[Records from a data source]
* * * * * * *

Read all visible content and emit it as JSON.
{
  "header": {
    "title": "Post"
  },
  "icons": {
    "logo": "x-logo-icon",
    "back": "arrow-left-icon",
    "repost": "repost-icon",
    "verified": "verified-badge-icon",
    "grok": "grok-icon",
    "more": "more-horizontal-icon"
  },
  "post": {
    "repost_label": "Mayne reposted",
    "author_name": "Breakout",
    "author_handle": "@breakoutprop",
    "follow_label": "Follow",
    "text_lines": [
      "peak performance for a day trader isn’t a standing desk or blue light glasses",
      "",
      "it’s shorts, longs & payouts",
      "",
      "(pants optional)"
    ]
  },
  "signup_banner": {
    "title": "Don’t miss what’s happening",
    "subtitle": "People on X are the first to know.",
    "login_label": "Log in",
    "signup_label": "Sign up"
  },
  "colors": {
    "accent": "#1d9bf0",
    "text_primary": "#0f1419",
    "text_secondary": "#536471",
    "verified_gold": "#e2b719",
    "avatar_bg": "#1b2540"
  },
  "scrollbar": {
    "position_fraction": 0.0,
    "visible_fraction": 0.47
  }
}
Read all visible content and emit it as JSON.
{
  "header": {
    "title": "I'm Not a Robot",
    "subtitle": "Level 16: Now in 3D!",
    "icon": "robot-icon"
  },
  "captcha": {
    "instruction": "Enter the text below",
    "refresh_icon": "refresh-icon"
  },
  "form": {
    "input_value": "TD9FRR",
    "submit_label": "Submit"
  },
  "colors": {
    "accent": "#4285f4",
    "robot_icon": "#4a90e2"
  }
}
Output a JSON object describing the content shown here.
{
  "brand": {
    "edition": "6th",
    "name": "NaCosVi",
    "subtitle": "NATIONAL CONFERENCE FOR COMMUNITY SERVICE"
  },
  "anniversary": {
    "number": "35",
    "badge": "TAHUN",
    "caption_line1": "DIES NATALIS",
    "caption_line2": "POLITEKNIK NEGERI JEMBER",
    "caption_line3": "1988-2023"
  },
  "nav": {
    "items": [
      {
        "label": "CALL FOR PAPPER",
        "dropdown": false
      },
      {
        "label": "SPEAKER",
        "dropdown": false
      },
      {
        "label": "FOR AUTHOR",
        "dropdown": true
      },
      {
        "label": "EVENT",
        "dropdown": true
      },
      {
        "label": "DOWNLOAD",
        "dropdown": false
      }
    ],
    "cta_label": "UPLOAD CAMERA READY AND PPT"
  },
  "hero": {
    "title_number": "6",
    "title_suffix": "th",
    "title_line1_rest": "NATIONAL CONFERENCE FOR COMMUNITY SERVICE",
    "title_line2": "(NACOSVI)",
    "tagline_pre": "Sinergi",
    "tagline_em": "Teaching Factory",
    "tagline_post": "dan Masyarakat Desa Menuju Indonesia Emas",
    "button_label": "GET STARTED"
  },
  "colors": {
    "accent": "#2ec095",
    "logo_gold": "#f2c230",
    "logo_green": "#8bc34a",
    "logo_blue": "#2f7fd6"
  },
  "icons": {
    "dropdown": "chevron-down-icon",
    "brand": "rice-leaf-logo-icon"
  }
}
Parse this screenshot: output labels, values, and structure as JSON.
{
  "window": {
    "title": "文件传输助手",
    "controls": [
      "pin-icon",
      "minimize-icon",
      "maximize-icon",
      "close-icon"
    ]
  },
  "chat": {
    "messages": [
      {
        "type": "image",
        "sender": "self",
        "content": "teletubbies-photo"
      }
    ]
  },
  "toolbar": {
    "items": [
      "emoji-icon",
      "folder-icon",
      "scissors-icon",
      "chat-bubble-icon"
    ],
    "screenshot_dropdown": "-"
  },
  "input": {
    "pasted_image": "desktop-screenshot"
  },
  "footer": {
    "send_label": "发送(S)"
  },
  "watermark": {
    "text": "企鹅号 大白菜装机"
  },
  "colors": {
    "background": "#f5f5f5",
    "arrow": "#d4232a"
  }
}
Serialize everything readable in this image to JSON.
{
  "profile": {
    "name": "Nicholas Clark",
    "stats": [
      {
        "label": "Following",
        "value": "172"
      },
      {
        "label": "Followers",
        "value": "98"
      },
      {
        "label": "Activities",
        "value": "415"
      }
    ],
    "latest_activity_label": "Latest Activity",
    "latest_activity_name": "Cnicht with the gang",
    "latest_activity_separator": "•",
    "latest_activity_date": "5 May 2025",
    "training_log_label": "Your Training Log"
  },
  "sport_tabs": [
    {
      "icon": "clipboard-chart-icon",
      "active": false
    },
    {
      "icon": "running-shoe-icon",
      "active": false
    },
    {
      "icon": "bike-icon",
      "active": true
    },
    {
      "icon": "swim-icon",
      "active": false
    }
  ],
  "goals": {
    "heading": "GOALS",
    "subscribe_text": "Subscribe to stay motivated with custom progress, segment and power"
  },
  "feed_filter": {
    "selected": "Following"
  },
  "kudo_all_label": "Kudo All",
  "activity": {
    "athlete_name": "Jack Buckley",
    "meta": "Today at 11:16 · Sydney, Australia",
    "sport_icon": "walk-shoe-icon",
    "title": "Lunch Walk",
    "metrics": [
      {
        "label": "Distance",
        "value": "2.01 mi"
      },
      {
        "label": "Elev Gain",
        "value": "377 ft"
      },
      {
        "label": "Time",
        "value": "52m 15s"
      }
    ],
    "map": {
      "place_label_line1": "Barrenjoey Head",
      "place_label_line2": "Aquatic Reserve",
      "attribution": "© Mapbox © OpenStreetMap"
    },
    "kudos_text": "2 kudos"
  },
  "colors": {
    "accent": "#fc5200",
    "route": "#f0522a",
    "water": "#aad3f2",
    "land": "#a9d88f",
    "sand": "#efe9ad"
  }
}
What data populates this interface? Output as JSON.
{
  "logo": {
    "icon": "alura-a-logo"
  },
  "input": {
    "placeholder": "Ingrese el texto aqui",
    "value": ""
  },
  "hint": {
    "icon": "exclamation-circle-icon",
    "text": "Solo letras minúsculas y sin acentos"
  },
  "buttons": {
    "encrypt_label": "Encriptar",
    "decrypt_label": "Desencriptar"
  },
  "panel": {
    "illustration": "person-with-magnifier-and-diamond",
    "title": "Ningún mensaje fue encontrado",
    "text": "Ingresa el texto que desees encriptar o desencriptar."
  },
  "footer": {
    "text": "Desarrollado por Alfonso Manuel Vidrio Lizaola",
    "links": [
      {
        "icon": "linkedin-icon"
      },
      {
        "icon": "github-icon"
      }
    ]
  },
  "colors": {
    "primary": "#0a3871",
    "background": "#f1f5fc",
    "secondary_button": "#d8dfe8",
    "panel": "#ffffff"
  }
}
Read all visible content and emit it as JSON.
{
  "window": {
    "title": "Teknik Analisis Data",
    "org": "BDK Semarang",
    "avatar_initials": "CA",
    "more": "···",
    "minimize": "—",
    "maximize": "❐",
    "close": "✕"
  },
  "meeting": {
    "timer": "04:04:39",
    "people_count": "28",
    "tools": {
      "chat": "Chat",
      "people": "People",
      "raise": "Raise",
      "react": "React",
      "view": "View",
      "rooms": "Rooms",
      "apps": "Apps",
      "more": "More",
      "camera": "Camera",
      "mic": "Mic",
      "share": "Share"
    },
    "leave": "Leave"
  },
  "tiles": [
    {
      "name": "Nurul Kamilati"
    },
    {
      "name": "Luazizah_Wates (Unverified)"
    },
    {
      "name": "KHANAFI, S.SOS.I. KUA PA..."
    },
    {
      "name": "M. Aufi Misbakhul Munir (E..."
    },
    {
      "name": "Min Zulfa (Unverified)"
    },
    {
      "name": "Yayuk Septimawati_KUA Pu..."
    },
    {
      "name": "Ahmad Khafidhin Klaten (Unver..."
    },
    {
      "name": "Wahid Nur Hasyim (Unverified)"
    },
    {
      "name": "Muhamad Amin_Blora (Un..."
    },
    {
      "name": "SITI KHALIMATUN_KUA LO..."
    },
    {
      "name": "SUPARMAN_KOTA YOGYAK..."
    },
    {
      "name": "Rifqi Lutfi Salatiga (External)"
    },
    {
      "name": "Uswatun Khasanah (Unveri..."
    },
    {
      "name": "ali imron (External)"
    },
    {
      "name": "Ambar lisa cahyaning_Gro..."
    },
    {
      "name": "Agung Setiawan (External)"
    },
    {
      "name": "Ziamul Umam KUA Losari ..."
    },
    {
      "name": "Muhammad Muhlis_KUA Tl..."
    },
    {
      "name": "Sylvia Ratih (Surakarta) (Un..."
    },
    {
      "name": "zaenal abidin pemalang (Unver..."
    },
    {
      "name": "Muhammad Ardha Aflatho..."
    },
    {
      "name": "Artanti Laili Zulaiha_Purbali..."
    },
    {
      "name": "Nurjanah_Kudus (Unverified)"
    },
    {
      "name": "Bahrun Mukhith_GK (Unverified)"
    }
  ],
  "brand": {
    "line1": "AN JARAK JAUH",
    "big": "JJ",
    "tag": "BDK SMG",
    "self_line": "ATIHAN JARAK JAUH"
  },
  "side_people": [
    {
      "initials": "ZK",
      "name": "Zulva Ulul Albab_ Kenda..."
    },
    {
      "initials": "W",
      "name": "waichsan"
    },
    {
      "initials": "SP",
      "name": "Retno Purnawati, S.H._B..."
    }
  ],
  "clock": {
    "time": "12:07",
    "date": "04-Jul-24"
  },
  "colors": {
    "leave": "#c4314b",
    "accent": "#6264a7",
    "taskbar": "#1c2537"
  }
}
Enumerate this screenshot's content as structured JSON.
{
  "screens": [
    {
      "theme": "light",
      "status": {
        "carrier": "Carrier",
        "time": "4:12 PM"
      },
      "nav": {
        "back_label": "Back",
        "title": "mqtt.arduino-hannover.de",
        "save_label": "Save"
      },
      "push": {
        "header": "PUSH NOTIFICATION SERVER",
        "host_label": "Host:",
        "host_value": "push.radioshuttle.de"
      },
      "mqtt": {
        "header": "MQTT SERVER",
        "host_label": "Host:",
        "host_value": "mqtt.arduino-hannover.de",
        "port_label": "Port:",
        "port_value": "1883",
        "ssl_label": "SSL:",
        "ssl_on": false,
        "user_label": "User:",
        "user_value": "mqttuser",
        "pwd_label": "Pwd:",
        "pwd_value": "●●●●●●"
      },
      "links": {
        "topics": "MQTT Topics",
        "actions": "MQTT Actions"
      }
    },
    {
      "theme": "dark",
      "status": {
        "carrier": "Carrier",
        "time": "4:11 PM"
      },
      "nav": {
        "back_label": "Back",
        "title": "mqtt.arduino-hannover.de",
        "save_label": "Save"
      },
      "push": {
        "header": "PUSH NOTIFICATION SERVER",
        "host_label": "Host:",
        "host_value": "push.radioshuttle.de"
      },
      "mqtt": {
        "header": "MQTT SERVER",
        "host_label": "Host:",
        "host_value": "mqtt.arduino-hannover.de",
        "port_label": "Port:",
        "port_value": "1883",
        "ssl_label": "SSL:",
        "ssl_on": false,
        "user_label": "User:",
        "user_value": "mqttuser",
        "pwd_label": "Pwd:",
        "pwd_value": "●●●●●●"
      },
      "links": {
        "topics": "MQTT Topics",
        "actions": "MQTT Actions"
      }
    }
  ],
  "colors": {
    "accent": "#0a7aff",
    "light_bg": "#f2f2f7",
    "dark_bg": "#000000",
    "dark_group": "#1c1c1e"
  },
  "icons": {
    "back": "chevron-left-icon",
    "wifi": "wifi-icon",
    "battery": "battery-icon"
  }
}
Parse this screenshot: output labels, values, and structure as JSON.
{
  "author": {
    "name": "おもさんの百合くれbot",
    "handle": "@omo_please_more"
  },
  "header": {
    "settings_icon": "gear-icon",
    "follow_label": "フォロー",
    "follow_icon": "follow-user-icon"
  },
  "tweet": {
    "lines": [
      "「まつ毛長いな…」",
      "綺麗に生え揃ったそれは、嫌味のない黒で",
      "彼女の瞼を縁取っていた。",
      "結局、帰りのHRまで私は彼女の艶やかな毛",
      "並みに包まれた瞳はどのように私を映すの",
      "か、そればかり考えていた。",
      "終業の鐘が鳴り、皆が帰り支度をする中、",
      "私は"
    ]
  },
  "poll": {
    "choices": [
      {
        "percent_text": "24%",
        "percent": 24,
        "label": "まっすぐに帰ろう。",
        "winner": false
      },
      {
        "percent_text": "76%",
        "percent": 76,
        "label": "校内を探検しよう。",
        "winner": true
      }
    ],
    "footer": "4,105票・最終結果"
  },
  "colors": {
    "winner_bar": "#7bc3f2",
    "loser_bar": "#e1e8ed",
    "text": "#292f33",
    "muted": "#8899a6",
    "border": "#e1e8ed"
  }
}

* * * * * * *

**Exercise aim:** Locate and copy each line in the data above that includes the word "accent".

**Completed task:**
    "accent": "#1d9bf0",
    "accent": "#4285f4",
    "accent": "#2ec095",
    "accent": "#fc5200",
    "accent": "#6264a7",
    "accent": "#0a7aff",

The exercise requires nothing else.